Extract the lines that carry the string "likes" from the listing.

-- Start ENTRIES PROVIDED --

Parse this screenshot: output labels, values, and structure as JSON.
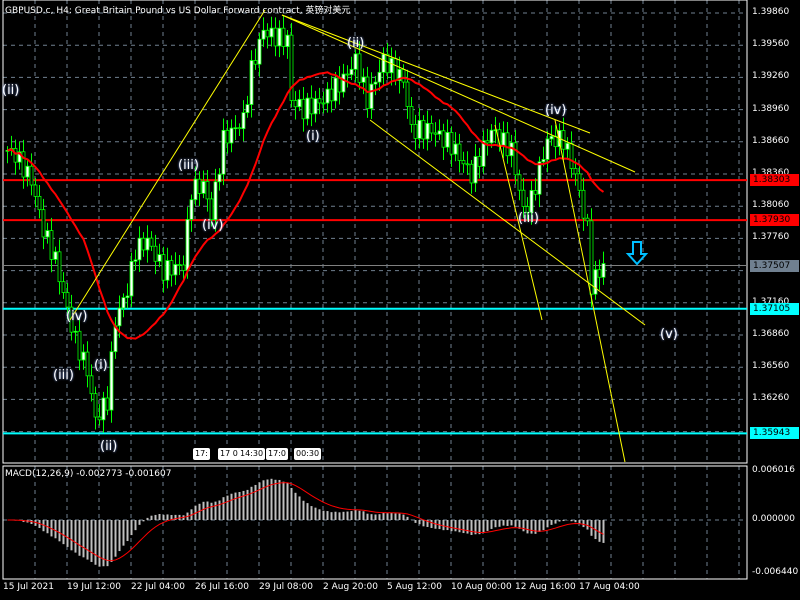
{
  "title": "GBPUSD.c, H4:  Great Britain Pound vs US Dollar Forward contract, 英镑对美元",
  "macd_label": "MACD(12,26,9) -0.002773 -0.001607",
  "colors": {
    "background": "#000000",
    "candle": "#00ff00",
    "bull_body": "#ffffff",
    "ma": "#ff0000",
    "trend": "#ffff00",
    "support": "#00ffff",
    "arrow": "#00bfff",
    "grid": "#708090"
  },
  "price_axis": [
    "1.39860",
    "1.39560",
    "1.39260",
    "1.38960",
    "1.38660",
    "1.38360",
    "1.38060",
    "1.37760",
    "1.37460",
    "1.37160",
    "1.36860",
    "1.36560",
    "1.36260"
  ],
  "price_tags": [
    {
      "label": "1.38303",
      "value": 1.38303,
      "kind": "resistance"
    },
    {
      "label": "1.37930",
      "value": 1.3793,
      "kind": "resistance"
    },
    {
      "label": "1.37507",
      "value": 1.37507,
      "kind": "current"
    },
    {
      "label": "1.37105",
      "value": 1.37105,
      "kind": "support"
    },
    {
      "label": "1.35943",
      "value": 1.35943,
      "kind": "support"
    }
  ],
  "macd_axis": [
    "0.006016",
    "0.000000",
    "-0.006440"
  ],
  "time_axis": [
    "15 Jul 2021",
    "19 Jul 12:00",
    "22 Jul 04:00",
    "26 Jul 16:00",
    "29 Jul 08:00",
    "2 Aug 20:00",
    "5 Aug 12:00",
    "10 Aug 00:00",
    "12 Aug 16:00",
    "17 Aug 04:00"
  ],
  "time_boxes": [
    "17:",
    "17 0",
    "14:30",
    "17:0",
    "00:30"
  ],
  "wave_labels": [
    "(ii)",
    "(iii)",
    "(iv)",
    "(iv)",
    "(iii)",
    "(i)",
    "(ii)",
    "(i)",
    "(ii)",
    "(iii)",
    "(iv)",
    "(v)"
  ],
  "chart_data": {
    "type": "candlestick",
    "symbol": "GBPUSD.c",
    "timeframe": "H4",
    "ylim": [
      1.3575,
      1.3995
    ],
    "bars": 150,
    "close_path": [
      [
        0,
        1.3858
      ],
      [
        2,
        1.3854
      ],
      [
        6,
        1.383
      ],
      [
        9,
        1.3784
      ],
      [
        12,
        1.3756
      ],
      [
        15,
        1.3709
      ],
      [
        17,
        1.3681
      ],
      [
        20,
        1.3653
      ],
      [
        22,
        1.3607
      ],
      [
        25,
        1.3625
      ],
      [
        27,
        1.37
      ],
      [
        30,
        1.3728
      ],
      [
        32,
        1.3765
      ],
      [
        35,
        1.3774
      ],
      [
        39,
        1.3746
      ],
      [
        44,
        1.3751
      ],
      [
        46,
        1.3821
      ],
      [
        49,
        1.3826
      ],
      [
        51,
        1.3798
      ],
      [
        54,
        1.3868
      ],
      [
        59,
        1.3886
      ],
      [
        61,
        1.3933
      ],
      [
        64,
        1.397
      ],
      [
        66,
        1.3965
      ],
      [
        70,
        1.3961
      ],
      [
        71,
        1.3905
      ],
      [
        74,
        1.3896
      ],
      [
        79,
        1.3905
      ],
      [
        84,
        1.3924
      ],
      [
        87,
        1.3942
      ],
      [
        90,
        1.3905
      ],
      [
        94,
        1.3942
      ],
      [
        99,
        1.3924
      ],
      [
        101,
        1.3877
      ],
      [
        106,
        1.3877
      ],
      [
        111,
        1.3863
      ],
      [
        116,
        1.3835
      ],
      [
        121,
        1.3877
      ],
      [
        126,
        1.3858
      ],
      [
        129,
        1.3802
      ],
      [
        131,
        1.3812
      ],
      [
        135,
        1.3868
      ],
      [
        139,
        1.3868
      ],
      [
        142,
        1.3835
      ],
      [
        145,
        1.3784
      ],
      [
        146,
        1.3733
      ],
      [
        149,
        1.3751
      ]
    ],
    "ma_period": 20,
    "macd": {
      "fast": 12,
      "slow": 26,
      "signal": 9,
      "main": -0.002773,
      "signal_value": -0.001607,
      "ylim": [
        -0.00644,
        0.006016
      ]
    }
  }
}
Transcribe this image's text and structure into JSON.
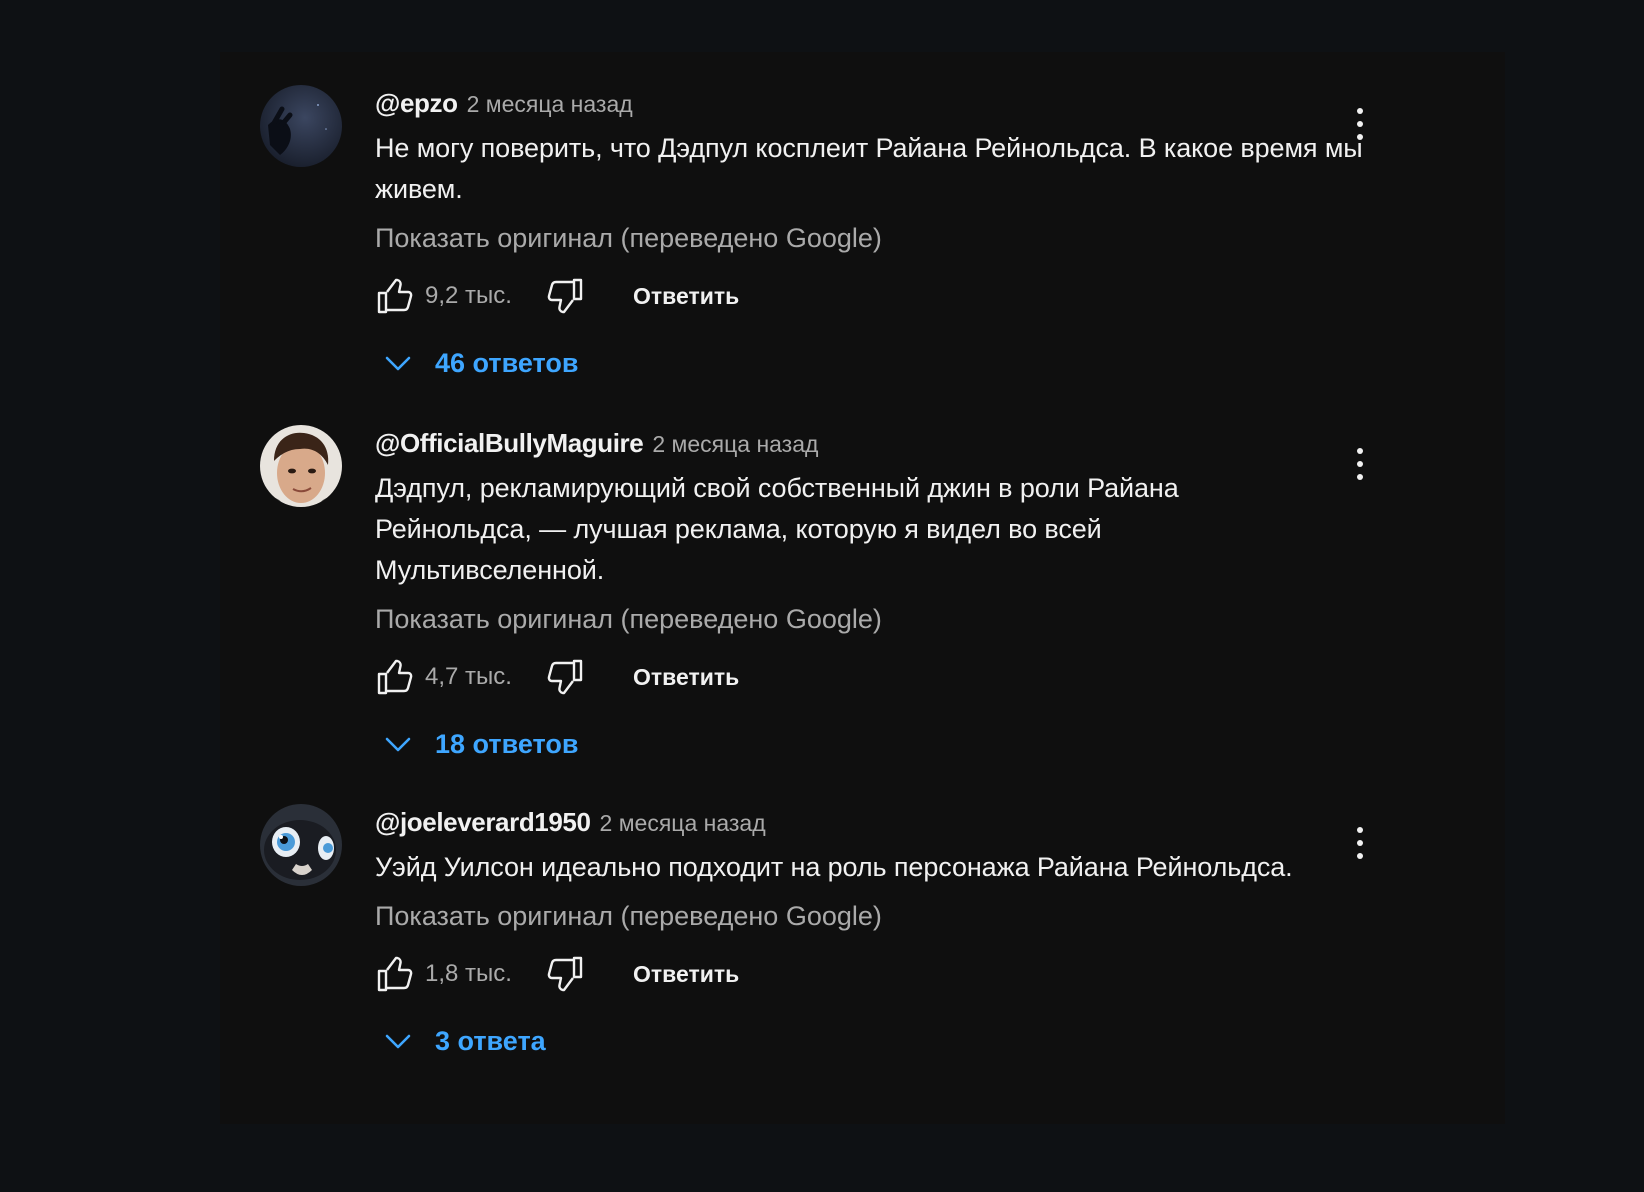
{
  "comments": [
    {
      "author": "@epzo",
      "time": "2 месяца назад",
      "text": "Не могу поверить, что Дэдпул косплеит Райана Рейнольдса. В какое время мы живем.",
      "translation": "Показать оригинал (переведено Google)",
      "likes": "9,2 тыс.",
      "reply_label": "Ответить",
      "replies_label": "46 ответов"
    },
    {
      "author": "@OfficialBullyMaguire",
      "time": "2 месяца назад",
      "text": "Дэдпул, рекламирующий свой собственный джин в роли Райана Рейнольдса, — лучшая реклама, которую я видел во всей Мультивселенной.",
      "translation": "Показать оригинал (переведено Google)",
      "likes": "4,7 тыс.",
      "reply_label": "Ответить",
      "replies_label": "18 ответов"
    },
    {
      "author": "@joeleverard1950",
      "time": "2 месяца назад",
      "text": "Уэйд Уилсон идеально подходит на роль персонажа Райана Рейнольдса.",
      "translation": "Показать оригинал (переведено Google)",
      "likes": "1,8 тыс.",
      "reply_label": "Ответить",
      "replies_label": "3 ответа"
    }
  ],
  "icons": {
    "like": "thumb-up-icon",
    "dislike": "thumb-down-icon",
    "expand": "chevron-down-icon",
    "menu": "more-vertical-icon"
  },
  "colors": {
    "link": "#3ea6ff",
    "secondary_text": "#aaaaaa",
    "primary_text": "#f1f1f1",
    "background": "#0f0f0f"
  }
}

-- End ENTRIES PROVIDED --

SOLUTION TO THIS EXERCISE:
      "likes": "9,2 тыс.",
      "likes": "4,7 тыс.",
      "likes": "1,8 тыс.",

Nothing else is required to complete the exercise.